• What to produce: Write the entries out again exactly as they stand, but without the pictures.

· · · ·

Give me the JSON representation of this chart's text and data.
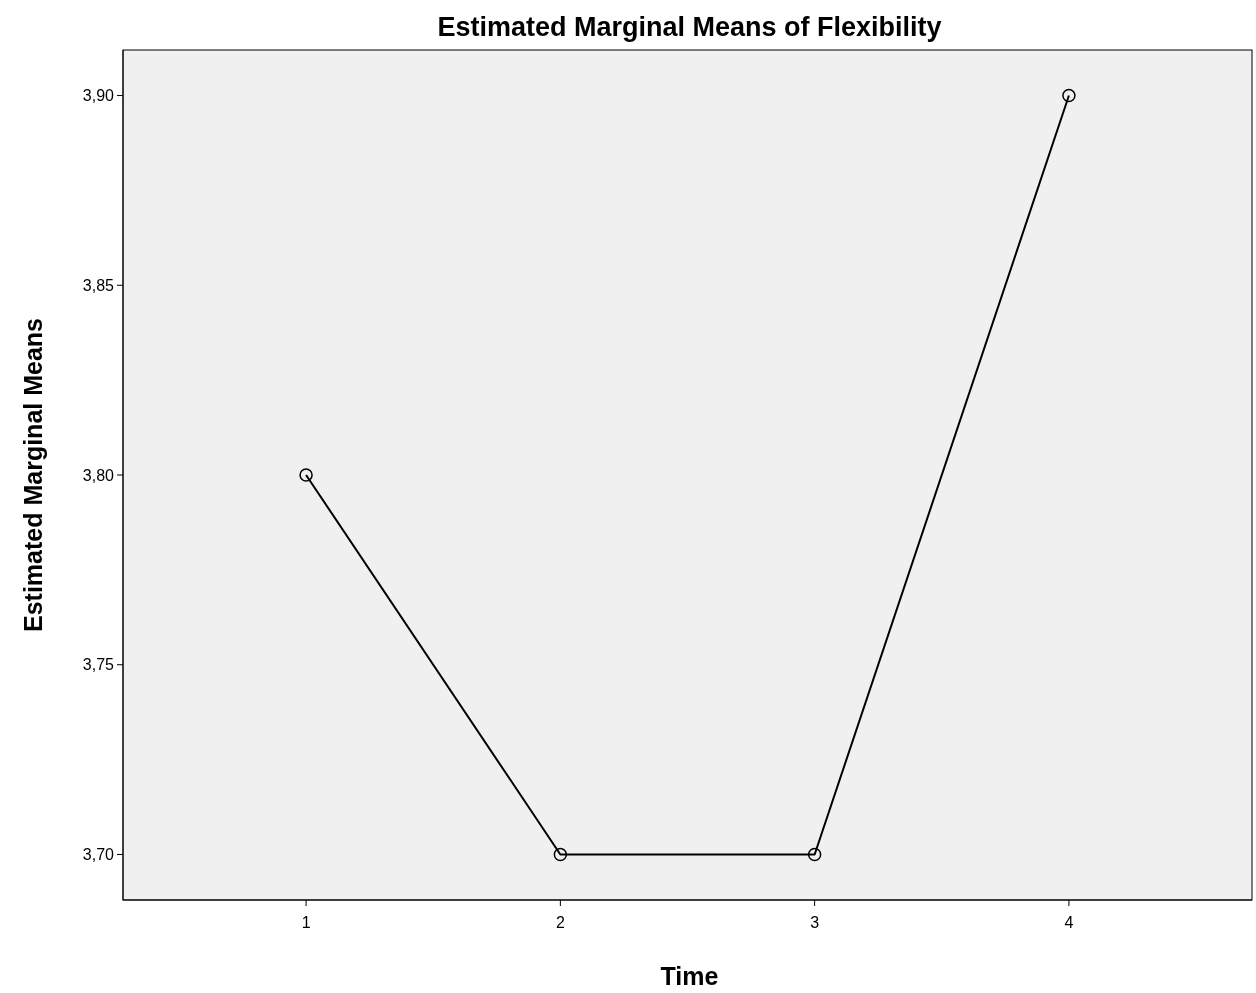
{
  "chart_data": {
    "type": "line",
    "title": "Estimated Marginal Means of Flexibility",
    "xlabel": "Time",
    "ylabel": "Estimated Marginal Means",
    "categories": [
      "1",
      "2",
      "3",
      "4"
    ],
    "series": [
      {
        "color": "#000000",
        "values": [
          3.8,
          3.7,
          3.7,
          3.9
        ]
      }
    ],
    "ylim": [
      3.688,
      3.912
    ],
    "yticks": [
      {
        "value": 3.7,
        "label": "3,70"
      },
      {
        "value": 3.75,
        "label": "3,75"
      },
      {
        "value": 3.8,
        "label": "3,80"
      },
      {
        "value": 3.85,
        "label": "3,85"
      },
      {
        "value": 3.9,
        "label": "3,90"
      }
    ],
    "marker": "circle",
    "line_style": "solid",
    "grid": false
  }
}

· · · ·

• Full output:
Give me the JSON representation of this chart's text and data.
{
  "chart_data": {
    "type": "line",
    "title": "Estimated Marginal Means of Flexibility",
    "xlabel": "Time",
    "ylabel": "Estimated Marginal Means",
    "categories": [
      "1",
      "2",
      "3",
      "4"
    ],
    "series": [
      {
        "color": "#000000",
        "values": [
          3.8,
          3.7,
          3.7,
          3.9
        ]
      }
    ],
    "ylim": [
      3.688,
      3.912
    ],
    "yticks": [
      {
        "value": 3.7,
        "label": "3,70"
      },
      {
        "value": 3.75,
        "label": "3,75"
      },
      {
        "value": 3.8,
        "label": "3,80"
      },
      {
        "value": 3.85,
        "label": "3,85"
      },
      {
        "value": 3.9,
        "label": "3,90"
      }
    ],
    "marker": "circle",
    "line_style": "solid",
    "grid": false
  }
}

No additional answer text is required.